What you are asked to do: In the material below, find every line with "شورای" and pull it out.

<<<<

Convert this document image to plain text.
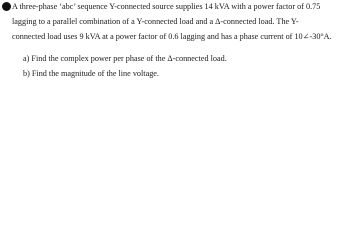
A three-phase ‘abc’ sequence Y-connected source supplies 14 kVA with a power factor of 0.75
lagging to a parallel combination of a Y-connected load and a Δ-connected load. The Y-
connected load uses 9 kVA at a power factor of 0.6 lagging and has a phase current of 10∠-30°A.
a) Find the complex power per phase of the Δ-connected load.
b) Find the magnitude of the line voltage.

>>>>
<<<<

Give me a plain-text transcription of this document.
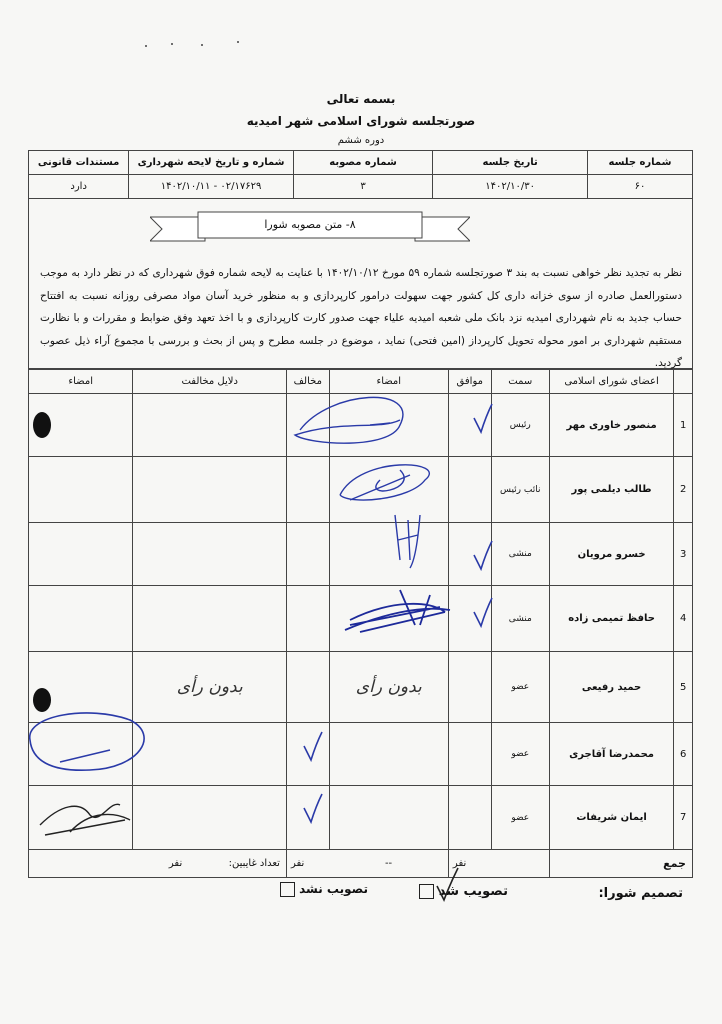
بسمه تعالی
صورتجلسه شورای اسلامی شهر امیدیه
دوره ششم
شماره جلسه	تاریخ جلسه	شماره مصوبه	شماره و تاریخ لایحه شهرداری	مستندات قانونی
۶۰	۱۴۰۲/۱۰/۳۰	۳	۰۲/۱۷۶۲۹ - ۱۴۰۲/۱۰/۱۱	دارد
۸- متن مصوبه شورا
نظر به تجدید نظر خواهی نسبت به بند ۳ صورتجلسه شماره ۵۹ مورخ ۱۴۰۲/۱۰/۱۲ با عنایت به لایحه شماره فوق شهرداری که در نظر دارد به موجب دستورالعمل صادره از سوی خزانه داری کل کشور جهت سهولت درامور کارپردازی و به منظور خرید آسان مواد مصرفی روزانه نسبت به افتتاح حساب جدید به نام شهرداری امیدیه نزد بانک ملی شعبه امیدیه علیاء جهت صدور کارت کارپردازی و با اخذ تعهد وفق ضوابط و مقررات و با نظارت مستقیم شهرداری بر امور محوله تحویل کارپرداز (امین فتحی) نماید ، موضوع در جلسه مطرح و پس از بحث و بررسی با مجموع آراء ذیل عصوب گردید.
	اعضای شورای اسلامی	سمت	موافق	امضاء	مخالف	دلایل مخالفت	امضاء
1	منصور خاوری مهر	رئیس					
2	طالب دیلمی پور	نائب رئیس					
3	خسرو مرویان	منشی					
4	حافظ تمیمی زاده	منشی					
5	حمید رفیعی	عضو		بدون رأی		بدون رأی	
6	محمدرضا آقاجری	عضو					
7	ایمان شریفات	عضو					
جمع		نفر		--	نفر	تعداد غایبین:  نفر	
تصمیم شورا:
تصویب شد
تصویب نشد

>>>>

Complete response:
صورتجلسه شورای اسلامی شهر امیدیه
	اعضای شورای اسلامی	سمت	موافق	امضاء	مخالف	دلایل مخالفت	امضاء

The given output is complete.